-- SOURCE DATA --

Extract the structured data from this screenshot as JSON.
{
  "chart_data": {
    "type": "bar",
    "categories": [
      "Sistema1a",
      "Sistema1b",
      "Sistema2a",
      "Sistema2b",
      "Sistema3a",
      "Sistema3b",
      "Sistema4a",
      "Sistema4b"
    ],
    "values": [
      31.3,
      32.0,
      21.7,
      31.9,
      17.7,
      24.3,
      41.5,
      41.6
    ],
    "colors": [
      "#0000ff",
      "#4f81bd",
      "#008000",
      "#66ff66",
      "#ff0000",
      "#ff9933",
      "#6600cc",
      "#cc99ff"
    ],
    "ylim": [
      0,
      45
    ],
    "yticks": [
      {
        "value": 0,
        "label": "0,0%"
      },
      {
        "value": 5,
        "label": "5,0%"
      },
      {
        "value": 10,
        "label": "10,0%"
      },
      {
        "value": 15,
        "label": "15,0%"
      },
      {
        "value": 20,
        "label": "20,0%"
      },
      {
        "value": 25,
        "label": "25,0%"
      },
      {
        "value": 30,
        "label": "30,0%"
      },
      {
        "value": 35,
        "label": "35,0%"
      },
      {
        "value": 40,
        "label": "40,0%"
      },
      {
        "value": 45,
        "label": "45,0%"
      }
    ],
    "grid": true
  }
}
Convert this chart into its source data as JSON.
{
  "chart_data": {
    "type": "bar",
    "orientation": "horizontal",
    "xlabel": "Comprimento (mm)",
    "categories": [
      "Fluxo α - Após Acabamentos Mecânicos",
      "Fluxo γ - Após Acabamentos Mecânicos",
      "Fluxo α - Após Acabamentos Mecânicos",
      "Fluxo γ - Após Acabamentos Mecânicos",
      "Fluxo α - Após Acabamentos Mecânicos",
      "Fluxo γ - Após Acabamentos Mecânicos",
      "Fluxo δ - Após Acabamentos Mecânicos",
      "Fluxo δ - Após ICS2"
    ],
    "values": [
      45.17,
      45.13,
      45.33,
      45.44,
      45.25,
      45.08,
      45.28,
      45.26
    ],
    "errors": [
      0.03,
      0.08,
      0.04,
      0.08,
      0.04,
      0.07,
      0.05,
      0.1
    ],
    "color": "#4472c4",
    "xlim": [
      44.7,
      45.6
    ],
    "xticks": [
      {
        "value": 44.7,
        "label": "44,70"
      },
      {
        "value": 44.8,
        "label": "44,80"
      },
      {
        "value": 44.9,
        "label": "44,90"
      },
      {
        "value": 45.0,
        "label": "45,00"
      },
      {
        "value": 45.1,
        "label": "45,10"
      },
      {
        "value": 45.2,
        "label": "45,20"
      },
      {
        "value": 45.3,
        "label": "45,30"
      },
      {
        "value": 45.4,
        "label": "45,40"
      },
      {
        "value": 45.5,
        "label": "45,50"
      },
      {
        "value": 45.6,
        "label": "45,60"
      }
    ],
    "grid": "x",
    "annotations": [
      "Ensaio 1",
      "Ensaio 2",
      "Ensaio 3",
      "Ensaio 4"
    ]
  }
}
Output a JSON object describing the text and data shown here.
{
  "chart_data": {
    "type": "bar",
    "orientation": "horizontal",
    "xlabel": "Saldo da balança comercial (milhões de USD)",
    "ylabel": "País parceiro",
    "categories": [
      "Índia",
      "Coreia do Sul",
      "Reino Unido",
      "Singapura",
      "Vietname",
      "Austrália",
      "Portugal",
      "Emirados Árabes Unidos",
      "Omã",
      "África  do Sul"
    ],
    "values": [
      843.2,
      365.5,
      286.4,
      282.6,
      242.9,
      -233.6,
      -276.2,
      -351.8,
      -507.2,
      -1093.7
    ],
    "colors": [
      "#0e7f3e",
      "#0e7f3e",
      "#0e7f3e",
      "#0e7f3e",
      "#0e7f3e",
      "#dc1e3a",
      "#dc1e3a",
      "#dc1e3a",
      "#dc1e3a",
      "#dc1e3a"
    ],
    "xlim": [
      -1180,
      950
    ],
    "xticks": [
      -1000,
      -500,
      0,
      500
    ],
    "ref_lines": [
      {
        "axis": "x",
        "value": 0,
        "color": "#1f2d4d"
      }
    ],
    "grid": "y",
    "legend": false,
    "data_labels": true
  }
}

-- WRITTEN TASK --
Every entry must be quoted exactly as it appears above.

-- WORKED ANSWER --
Extract the structured data from this screenshot as JSON.
{
  "chart_data": {
    "type": "bar",
    "categories": [
      "Sistema1a",
      "Sistema1b",
      "Sistema2a",
      "Sistema2b",
      "Sistema3a",
      "Sistema3b",
      "Sistema4a",
      "Sistema4b"
    ],
    "values": [
      31.3,
      32.0,
      21.7,
      31.9,
      17.7,
      24.3,
      41.5,
      41.6
    ],
    "colors": [
      "#0000ff",
      "#4f81bd",
      "#008000",
      "#66ff66",
      "#ff0000",
      "#ff9933",
      "#6600cc",
      "#cc99ff"
    ],
    "ylim": [
      0,
      45
    ],
    "yticks": [
      {
        "value": 0,
        "label": "0,0%"
      },
      {
        "value": 5,
        "label": "5,0%"
      },
      {
        "value": 10,
        "label": "10,0%"
      },
      {
        "value": 15,
        "label": "15,0%"
      },
      {
        "value": 20,
        "label": "20,0%"
      },
      {
        "value": 25,
        "label": "25,0%"
      },
      {
        "value": 30,
        "label": "30,0%"
      },
      {
        "value": 35,
        "label": "35,0%"
      },
      {
        "value": 40,
        "label": "40,0%"
      },
      {
        "value": 45,
        "label": "45,0%"
      }
    ],
    "grid": true
  }
}
Convert this chart into its source data as JSON.
{
  "chart_data": {
    "type": "bar",
    "orientation": "horizontal",
    "xlabel": "Comprimento (mm)",
    "categories": [
      "Fluxo α - Após Acabamentos Mecânicos",
      "Fluxo γ - Após Acabamentos Mecânicos",
      "Fluxo α - Após Acabamentos Mecânicos",
      "Fluxo γ - Após Acabamentos Mecânicos",
      "Fluxo α - Após Acabamentos Mecânicos",
      "Fluxo γ - Após Acabamentos Mecânicos",
      "Fluxo δ - Após Acabamentos Mecânicos",
      "Fluxo δ - Após ICS2"
    ],
    "values": [
      45.17,
      45.13,
      45.33,
      45.44,
      45.25,
      45.08,
      45.28,
      45.26
    ],
    "errors": [
      0.03,
      0.08,
      0.04,
      0.08,
      0.04,
      0.07,
      0.05,
      0.1
    ],
    "color": "#4472c4",
    "xlim": [
      44.7,
      45.6
    ],
    "xticks": [
      {
        "value": 44.7,
        "label": "44,70"
      },
      {
        "value": 44.8,
        "label": "44,80"
      },
      {
        "value": 44.9,
        "label": "44,90"
      },
      {
        "value": 45.0,
        "label": "45,00"
      },
      {
        "value": 45.1,
        "label": "45,10"
      },
      {
        "value": 45.2,
        "label": "45,20"
      },
      {
        "value": 45.3,
        "label": "45,30"
      },
      {
        "value": 45.4,
        "label": "45,40"
      },
      {
        "value": 45.5,
        "label": "45,50"
      },
      {
        "value": 45.6,
        "label": "45,60"
      }
    ],
    "grid": "x",
    "annotations": [
      "Ensaio 1",
      "Ensaio 2",
      "Ensaio 3",
      "Ensaio 4"
    ]
  }
}
Output a JSON object describing the text and data shown here.
{
  "chart_data": {
    "type": "bar",
    "orientation": "horizontal",
    "xlabel": "Saldo da balança comercial (milhões de USD)",
    "ylabel": "País parceiro",
    "categories": [
      "Índia",
      "Coreia do Sul",
      "Reino Unido",
      "Singapura",
      "Vietname",
      "Austrália",
      "Portugal",
      "Emirados Árabes Unidos",
      "Omã",
      "África  do Sul"
    ],
    "values": [
      843.2,
      365.5,
      286.4,
      282.6,
      242.9,
      -233.6,
      -276.2,
      -351.8,
      -507.2,
      -1093.7
    ],
    "colors": [
      "#0e7f3e",
      "#0e7f3e",
      "#0e7f3e",
      "#0e7f3e",
      "#0e7f3e",
      "#dc1e3a",
      "#dc1e3a",
      "#dc1e3a",
      "#dc1e3a",
      "#dc1e3a"
    ],
    "xlim": [
      -1180,
      950
    ],
    "xticks": [
      -1000,
      -500,
      0,
      500
    ],
    "ref_lines": [
      {
        "axis": "x",
        "value": 0,
        "color": "#1f2d4d"
      }
    ],
    "grid": "y",
    "legend": false,
    "data_labels": true
  }
}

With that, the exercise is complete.